— What to do —
Report every line from the material that contains the word "compelling".

● ● ●

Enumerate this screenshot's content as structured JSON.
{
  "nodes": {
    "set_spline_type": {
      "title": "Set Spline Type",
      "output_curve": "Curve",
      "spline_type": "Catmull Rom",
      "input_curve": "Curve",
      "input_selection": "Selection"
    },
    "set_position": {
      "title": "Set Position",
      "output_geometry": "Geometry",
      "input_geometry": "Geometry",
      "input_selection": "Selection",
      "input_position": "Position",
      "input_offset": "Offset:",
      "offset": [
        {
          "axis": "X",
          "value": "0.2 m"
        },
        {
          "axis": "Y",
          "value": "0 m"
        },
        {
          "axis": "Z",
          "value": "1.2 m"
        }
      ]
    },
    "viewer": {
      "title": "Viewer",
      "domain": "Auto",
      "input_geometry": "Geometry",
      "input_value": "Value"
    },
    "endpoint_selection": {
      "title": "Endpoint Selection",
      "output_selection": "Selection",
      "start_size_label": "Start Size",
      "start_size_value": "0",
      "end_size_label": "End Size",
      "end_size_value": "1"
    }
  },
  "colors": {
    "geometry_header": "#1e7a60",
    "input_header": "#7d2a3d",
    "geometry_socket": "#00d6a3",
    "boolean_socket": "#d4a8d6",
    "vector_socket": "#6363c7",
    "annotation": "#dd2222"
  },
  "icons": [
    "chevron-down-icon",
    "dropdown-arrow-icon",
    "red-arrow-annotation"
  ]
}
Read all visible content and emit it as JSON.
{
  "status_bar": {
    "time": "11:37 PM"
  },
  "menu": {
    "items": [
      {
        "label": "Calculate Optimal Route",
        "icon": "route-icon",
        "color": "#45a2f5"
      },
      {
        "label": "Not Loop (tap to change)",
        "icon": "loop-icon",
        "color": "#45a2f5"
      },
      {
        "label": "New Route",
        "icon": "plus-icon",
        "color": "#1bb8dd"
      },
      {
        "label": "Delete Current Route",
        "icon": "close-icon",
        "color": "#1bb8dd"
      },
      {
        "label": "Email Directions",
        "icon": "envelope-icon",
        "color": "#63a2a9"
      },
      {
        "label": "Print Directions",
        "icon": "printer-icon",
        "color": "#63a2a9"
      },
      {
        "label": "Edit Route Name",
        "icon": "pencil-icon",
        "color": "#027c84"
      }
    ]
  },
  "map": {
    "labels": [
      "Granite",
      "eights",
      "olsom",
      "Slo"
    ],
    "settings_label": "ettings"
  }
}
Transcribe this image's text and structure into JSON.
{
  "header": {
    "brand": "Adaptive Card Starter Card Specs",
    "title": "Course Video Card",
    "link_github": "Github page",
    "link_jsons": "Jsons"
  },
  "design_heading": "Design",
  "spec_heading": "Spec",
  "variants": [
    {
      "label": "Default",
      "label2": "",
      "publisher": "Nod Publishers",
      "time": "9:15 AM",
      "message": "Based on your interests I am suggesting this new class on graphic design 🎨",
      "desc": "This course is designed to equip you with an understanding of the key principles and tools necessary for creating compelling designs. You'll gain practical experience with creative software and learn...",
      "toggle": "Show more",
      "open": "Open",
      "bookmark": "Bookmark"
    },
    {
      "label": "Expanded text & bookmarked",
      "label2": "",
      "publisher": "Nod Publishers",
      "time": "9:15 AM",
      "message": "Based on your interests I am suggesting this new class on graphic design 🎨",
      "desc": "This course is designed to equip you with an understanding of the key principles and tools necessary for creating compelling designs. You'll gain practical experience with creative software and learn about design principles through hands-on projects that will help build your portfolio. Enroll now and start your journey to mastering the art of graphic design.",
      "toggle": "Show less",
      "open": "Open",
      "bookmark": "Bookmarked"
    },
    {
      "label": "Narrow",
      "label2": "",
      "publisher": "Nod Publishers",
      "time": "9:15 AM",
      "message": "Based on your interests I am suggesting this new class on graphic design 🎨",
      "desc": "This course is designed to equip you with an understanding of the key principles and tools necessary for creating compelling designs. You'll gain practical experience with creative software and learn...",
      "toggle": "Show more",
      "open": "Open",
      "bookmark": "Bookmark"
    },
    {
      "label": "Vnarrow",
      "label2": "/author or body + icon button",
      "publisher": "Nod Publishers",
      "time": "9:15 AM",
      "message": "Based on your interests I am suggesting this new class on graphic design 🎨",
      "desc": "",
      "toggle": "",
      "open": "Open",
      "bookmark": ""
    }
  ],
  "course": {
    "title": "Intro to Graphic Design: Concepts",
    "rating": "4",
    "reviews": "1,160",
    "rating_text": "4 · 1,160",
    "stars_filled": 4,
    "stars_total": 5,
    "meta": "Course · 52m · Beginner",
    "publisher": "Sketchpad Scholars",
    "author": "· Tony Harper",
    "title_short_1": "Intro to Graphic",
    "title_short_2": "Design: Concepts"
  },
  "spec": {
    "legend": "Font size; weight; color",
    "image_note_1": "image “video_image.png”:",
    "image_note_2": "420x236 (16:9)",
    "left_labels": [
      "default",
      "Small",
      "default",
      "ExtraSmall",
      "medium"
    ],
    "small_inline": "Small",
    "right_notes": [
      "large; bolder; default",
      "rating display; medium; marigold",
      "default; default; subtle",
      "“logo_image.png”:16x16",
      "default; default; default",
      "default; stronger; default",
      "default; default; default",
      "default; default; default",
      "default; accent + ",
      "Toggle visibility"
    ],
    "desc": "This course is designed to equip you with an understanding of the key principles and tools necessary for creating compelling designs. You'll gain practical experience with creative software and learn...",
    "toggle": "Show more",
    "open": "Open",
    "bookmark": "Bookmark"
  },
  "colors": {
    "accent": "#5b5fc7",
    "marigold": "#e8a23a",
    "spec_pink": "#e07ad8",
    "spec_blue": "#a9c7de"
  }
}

● ● ●

— Answer for this exercise —
      "desc": "This course is designed to equip you with an understanding of the key principles and tools necessary for creating compelling designs. You'll gain practical experience with creative software and learn...",
      "desc": "This course is designed to equip you with an understanding of the key principles and tools necessary for creating compelling designs. You'll gain practical experience with creative software and learn about design principles through hands-on projects that will help build your portfolio. Enroll now and start your journey to mastering the art of graphic design.",
      "desc": "This course is designed to equip you with an understanding of the key principles and tools necessary for creating compelling designs. You'll gain practical experience with creative software and learn...",
    "desc": "This course is designed to equip you with an understanding of the key principles and tools necessary for creating compelling designs. You'll gain practical experience with creative software and learn...",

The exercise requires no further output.